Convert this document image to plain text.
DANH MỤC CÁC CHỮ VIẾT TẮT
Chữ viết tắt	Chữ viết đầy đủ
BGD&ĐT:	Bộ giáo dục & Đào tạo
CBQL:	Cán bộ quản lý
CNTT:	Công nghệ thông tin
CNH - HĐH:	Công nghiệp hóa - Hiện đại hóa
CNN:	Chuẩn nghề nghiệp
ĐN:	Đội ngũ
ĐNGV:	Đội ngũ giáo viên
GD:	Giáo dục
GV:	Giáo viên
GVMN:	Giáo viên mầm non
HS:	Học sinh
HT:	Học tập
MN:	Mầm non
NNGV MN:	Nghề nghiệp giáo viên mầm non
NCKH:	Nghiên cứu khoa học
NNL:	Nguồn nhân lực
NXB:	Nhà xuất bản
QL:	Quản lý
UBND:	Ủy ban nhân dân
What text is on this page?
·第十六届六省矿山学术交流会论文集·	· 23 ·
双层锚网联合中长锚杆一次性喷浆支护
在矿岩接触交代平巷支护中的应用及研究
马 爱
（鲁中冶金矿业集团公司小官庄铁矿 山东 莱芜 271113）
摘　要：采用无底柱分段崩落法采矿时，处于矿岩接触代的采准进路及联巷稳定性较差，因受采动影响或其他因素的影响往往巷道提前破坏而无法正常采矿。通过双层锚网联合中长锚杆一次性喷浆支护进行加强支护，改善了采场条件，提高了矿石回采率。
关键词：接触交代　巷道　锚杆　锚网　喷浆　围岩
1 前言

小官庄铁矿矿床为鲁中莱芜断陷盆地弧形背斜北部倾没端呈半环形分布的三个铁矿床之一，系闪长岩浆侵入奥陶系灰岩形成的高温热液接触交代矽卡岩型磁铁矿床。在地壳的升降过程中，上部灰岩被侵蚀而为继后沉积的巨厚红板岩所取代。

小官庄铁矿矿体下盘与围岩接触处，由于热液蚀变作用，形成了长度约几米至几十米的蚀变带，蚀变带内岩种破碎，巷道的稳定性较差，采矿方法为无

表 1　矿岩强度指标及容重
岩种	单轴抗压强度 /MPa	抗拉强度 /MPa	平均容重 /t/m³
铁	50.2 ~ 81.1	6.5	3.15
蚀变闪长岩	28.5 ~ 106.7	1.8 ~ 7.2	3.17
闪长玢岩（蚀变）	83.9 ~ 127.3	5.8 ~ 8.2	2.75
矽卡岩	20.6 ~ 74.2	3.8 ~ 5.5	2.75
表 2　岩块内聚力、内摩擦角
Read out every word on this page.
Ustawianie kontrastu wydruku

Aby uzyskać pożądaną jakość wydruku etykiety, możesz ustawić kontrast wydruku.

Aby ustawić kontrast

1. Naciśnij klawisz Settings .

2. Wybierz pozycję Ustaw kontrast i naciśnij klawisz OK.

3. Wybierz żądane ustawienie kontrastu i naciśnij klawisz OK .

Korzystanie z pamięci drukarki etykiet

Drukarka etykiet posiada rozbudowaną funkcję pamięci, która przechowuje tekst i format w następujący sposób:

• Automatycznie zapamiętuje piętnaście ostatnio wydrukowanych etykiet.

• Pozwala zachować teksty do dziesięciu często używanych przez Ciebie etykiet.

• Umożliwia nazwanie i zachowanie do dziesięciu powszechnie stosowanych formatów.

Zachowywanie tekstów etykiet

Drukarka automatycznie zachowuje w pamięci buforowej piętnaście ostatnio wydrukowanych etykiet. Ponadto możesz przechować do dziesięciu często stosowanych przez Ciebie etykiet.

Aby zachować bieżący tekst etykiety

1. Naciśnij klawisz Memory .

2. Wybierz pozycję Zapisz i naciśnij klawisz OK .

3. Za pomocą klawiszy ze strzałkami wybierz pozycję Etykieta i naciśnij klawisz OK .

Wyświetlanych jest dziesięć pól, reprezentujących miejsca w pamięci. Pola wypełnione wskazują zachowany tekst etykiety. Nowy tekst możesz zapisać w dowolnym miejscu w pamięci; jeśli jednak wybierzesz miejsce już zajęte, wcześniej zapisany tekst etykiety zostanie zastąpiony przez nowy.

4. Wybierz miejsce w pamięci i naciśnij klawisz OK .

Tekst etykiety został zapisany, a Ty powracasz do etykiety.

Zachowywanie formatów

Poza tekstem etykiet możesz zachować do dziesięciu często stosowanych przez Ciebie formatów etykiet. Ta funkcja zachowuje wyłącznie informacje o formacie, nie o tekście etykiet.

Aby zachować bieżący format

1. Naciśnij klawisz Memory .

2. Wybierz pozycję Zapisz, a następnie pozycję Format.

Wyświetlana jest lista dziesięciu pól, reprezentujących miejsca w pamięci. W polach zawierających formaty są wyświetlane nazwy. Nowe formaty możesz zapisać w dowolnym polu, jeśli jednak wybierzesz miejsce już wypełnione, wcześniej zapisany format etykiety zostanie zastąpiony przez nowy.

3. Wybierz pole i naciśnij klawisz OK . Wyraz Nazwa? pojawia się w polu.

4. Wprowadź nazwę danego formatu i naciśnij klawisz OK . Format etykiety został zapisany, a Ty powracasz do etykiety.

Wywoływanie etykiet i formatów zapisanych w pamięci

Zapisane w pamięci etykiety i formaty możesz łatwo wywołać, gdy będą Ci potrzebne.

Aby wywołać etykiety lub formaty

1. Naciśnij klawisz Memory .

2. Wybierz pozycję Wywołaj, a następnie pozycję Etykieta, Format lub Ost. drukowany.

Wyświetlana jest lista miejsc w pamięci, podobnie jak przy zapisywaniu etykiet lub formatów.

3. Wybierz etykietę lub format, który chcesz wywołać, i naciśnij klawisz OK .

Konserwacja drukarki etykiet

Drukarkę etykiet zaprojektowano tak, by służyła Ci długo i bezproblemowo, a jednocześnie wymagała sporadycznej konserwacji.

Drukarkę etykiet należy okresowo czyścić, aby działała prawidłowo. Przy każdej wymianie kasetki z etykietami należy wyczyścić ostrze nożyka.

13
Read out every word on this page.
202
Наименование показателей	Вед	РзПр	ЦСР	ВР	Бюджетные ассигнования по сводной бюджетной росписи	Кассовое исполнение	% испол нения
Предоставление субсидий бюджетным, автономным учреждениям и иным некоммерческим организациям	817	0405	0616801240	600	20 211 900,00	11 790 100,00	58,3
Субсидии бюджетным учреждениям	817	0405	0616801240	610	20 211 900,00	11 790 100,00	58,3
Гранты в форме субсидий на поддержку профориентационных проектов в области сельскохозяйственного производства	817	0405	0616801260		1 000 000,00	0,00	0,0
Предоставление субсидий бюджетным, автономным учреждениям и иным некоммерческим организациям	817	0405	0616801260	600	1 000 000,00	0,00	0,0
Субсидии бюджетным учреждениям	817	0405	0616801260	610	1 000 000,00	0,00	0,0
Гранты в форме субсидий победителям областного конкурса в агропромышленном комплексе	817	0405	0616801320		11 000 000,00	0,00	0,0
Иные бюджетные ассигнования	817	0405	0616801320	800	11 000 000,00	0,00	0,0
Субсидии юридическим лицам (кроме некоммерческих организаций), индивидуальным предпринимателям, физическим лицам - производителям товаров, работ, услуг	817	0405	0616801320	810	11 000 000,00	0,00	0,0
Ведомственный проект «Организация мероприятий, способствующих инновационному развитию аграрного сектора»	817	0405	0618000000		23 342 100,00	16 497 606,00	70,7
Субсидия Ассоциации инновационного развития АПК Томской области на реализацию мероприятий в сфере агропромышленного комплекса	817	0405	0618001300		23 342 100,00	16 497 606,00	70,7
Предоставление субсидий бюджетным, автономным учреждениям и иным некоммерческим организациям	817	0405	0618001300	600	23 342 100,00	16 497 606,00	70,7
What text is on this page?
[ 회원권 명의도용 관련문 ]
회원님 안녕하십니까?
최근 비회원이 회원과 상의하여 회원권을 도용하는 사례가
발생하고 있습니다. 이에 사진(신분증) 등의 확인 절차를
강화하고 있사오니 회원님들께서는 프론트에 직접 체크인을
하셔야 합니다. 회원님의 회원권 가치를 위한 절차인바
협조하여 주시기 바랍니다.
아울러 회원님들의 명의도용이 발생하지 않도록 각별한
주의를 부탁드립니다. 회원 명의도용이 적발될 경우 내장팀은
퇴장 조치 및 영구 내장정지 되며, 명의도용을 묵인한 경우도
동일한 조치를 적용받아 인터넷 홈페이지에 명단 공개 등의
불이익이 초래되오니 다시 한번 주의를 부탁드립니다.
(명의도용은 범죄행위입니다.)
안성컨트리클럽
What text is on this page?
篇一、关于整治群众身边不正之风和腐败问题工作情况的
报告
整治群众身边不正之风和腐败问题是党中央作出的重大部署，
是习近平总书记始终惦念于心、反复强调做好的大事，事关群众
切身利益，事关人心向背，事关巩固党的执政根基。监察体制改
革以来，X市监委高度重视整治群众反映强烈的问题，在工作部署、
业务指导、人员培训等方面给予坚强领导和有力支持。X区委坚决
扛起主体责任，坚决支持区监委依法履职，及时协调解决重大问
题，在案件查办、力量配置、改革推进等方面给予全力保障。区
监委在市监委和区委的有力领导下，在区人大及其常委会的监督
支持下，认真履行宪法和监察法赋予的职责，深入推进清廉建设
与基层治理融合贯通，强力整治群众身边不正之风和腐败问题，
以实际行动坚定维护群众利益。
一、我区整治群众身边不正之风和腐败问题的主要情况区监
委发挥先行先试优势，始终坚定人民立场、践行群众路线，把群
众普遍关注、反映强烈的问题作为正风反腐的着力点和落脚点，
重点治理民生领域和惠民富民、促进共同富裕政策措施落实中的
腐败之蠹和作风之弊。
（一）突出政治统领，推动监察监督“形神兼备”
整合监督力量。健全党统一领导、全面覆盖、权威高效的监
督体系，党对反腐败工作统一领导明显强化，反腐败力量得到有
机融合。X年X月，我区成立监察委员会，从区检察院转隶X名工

_Written instruction_.
Using the material above, report each line where "ostatnio" occurs.

_Solution to the problem_.
• Automatycznie zapamiętuje piętnaście ostatnio wydrukowanych etykiet.
Drukarka automatycznie zachowuje w pamięci buforowej piętnaście ostatnio wydrukowanych etykiet. Ponadto możesz przechować do dziesięciu często stosowanych przez Ciebie etykiet.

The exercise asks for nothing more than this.